===== Task material

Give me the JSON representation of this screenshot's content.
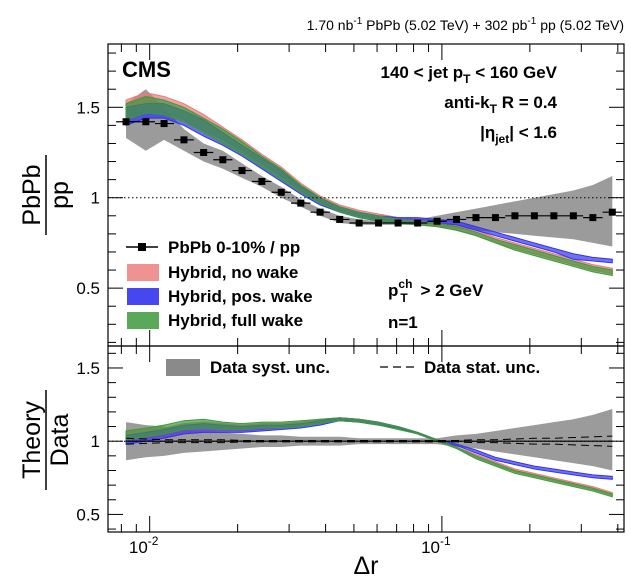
{
  "header": {
    "lumi_pbpb": "1.70 nb",
    "lumi_pbpb_unit": "-1",
    "lumi_pbpb_text": " PbPb (5.02 TeV) + 302 pb",
    "lumi_pp_unit": "-1",
    "lumi_pp_text": " pp (5.02 TeV)"
  },
  "top_panel": {
    "experiment": "CMS",
    "cut_pt": "140 < jet p",
    "cut_pt_sub": "T",
    "cut_pt_tail": " < 160 GeV",
    "algo": "anti-k",
    "algo_sub": "T",
    "algo_tail": " R = 0.4",
    "eta_pre": "|η",
    "eta_sub": "jet",
    "eta_tail": "| < 1.6",
    "track_pre": "p",
    "track_sup": "ch",
    "track_sub": "T",
    "track_tail": " > 2 GeV",
    "n_label": "n=1",
    "ylabel_num": "PbPb",
    "ylabel_den": "pp"
  },
  "bottom_panel": {
    "legend_syst": "Data syst. unc.",
    "legend_stat": "Data stat. unc.",
    "ylabel_num": "Theory",
    "ylabel_den": "Data"
  },
  "xaxis_label": "Δr",
  "colors": {
    "data": "#000000",
    "syst_band": "#8a8a8a",
    "no_wake": "#ee7777",
    "pos_wake": "#3333ee",
    "full_wake": "#3c9a3c"
  },
  "chart_data": [
    {
      "type": "line",
      "panel": "top",
      "xscale": "log",
      "xlim": [
        0.0072,
        0.42
      ],
      "ylim": [
        0.18,
        1.85
      ],
      "yticks": [
        0.5,
        1,
        1.5
      ],
      "xticks": [
        0.01,
        0.1
      ],
      "xtick_labels": [
        [
          "10",
          "-2"
        ],
        [
          "10",
          "-1"
        ]
      ],
      "reference_line": 1,
      "x": [
        0.0083,
        0.0097,
        0.0112,
        0.0131,
        0.0153,
        0.0178,
        0.0207,
        0.0242,
        0.0282,
        0.0329,
        0.0383,
        0.0447,
        0.0521,
        0.0607,
        0.0708,
        0.0826,
        0.0963,
        0.1122,
        0.1308,
        0.1525,
        0.1778,
        0.2073,
        0.2417,
        0.2818,
        0.3286,
        0.383
      ],
      "series": [
        {
          "name": "PbPb 0-10% / pp",
          "kind": "data",
          "values": [
            1.42,
            1.42,
            1.41,
            1.32,
            1.25,
            1.21,
            1.15,
            1.09,
            1.03,
            0.97,
            0.92,
            0.88,
            0.86,
            0.86,
            0.86,
            0.86,
            0.87,
            0.88,
            0.89,
            0.89,
            0.9,
            0.9,
            0.9,
            0.9,
            0.89,
            0.92
          ],
          "syst_low": [
            1.33,
            1.26,
            1.32,
            1.26,
            1.2,
            1.16,
            1.11,
            1.06,
            1.0,
            0.95,
            0.9,
            0.86,
            0.85,
            0.85,
            0.85,
            0.85,
            0.84,
            0.83,
            0.82,
            0.81,
            0.8,
            0.79,
            0.78,
            0.77,
            0.75,
            0.73
          ],
          "syst_high": [
            1.52,
            1.6,
            1.5,
            1.38,
            1.3,
            1.26,
            1.19,
            1.12,
            1.06,
            0.99,
            0.94,
            0.9,
            0.88,
            0.87,
            0.87,
            0.88,
            0.9,
            0.92,
            0.94,
            0.96,
            0.98,
            1.0,
            1.02,
            1.04,
            1.07,
            1.12
          ]
        },
        {
          "name": "Hybrid, no wake",
          "kind": "band",
          "low": [
            1.45,
            1.5,
            1.48,
            1.43,
            1.37,
            1.32,
            1.26,
            1.19,
            1.12,
            1.04,
            0.97,
            0.93,
            0.9,
            0.88,
            0.86,
            0.85,
            0.84,
            0.82,
            0.79,
            0.75,
            0.72,
            0.69,
            0.66,
            0.63,
            0.6,
            0.58
          ],
          "high": [
            1.54,
            1.58,
            1.56,
            1.52,
            1.46,
            1.39,
            1.32,
            1.24,
            1.17,
            1.08,
            1.01,
            0.96,
            0.93,
            0.91,
            0.89,
            0.88,
            0.87,
            0.85,
            0.82,
            0.78,
            0.75,
            0.72,
            0.69,
            0.66,
            0.63,
            0.61
          ]
        },
        {
          "name": "Hybrid, pos. wake",
          "kind": "band",
          "low": [
            1.4,
            1.44,
            1.44,
            1.4,
            1.34,
            1.29,
            1.23,
            1.16,
            1.09,
            1.02,
            0.96,
            0.92,
            0.89,
            0.87,
            0.86,
            0.86,
            0.86,
            0.85,
            0.82,
            0.79,
            0.76,
            0.73,
            0.7,
            0.66,
            0.65,
            0.64
          ],
          "high": [
            1.5,
            1.52,
            1.52,
            1.48,
            1.43,
            1.36,
            1.29,
            1.22,
            1.15,
            1.06,
            1.0,
            0.95,
            0.92,
            0.9,
            0.89,
            0.89,
            0.88,
            0.87,
            0.84,
            0.81,
            0.78,
            0.75,
            0.72,
            0.69,
            0.67,
            0.66
          ]
        },
        {
          "name": "Hybrid, full wake",
          "kind": "band",
          "low": [
            1.43,
            1.47,
            1.46,
            1.42,
            1.36,
            1.3,
            1.24,
            1.17,
            1.1,
            1.03,
            0.97,
            0.92,
            0.89,
            0.87,
            0.86,
            0.85,
            0.84,
            0.82,
            0.79,
            0.75,
            0.71,
            0.68,
            0.65,
            0.62,
            0.59,
            0.57
          ],
          "high": [
            1.52,
            1.56,
            1.54,
            1.5,
            1.44,
            1.38,
            1.31,
            1.23,
            1.16,
            1.07,
            1.0,
            0.95,
            0.92,
            0.9,
            0.88,
            0.87,
            0.86,
            0.84,
            0.81,
            0.77,
            0.74,
            0.71,
            0.68,
            0.65,
            0.62,
            0.6
          ]
        }
      ]
    },
    {
      "type": "line",
      "panel": "bottom",
      "xscale": "log",
      "xlim": [
        0.0072,
        0.42
      ],
      "ylim": [
        0.38,
        1.65
      ],
      "yticks": [
        0.5,
        1,
        1.5
      ],
      "reference_line": 1,
      "x": [
        0.0083,
        0.0097,
        0.0112,
        0.0131,
        0.0153,
        0.0178,
        0.0207,
        0.0242,
        0.0282,
        0.0329,
        0.0383,
        0.0447,
        0.0521,
        0.0607,
        0.0708,
        0.0826,
        0.0963,
        0.1122,
        0.1308,
        0.1525,
        0.1778,
        0.2073,
        0.2417,
        0.2818,
        0.3286,
        0.383
      ],
      "series": [
        {
          "name": "Data syst. unc.",
          "kind": "band",
          "low": [
            0.87,
            0.89,
            0.9,
            0.92,
            0.93,
            0.94,
            0.95,
            0.96,
            0.96,
            0.97,
            0.97,
            0.97,
            0.98,
            0.98,
            0.98,
            0.98,
            0.98,
            0.96,
            0.95,
            0.93,
            0.91,
            0.89,
            0.87,
            0.85,
            0.83,
            0.8
          ],
          "high": [
            1.13,
            1.11,
            1.1,
            1.08,
            1.07,
            1.06,
            1.05,
            1.04,
            1.04,
            1.03,
            1.03,
            1.03,
            1.02,
            1.02,
            1.02,
            1.02,
            1.02,
            1.04,
            1.05,
            1.07,
            1.09,
            1.11,
            1.13,
            1.15,
            1.18,
            1.22
          ]
        },
        {
          "name": "Data stat. unc.",
          "kind": "dashed",
          "low": [
            0.98,
            0.985,
            0.99,
            0.99,
            0.99,
            0.99,
            0.995,
            0.995,
            0.995,
            0.995,
            0.995,
            0.995,
            0.995,
            0.995,
            0.995,
            0.995,
            0.995,
            0.995,
            0.99,
            0.99,
            0.985,
            0.98,
            0.98,
            0.975,
            0.97,
            0.965
          ],
          "high": [
            1.02,
            1.015,
            1.01,
            1.01,
            1.01,
            1.01,
            1.005,
            1.005,
            1.005,
            1.005,
            1.005,
            1.005,
            1.005,
            1.005,
            1.005,
            1.005,
            1.005,
            1.005,
            1.01,
            1.01,
            1.015,
            1.02,
            1.02,
            1.025,
            1.03,
            1.035
          ]
        },
        {
          "name": "Hybrid, no wake",
          "kind": "band",
          "low": [
            1.0,
            1.02,
            1.03,
            1.06,
            1.07,
            1.07,
            1.07,
            1.08,
            1.09,
            1.1,
            1.12,
            1.14,
            1.13,
            1.11,
            1.09,
            1.05,
            1.0,
            0.95,
            0.89,
            0.84,
            0.79,
            0.76,
            0.73,
            0.7,
            0.67,
            0.63
          ],
          "high": [
            1.06,
            1.08,
            1.09,
            1.12,
            1.13,
            1.12,
            1.11,
            1.12,
            1.12,
            1.13,
            1.15,
            1.16,
            1.15,
            1.13,
            1.1,
            1.06,
            1.01,
            0.96,
            0.91,
            0.86,
            0.81,
            0.78,
            0.75,
            0.72,
            0.69,
            0.65
          ]
        },
        {
          "name": "Hybrid, pos. wake",
          "kind": "band",
          "low": [
            0.98,
            1.0,
            1.02,
            1.05,
            1.06,
            1.06,
            1.06,
            1.07,
            1.08,
            1.09,
            1.11,
            1.14,
            1.13,
            1.11,
            1.09,
            1.05,
            1.0,
            0.97,
            0.92,
            0.87,
            0.84,
            0.81,
            0.79,
            0.77,
            0.75,
            0.74
          ],
          "high": [
            1.04,
            1.06,
            1.08,
            1.11,
            1.12,
            1.11,
            1.1,
            1.11,
            1.11,
            1.12,
            1.14,
            1.16,
            1.15,
            1.13,
            1.1,
            1.06,
            1.01,
            0.98,
            0.94,
            0.89,
            0.86,
            0.83,
            0.81,
            0.79,
            0.77,
            0.76
          ]
        },
        {
          "name": "Hybrid, full wake",
          "kind": "band",
          "low": [
            1.01,
            1.03,
            1.05,
            1.08,
            1.09,
            1.08,
            1.08,
            1.09,
            1.09,
            1.1,
            1.12,
            1.14,
            1.13,
            1.11,
            1.08,
            1.05,
            1.0,
            0.95,
            0.88,
            0.83,
            0.78,
            0.75,
            0.72,
            0.69,
            0.66,
            0.62
          ],
          "high": [
            1.07,
            1.09,
            1.11,
            1.14,
            1.15,
            1.13,
            1.12,
            1.13,
            1.13,
            1.14,
            1.15,
            1.16,
            1.15,
            1.13,
            1.1,
            1.06,
            1.01,
            0.96,
            0.9,
            0.85,
            0.8,
            0.77,
            0.74,
            0.71,
            0.68,
            0.64
          ]
        }
      ]
    }
  ]
}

==========

Set problem — Say how many lines of the data include the word "stat". Nothing other than the number should be given.

Solution — 2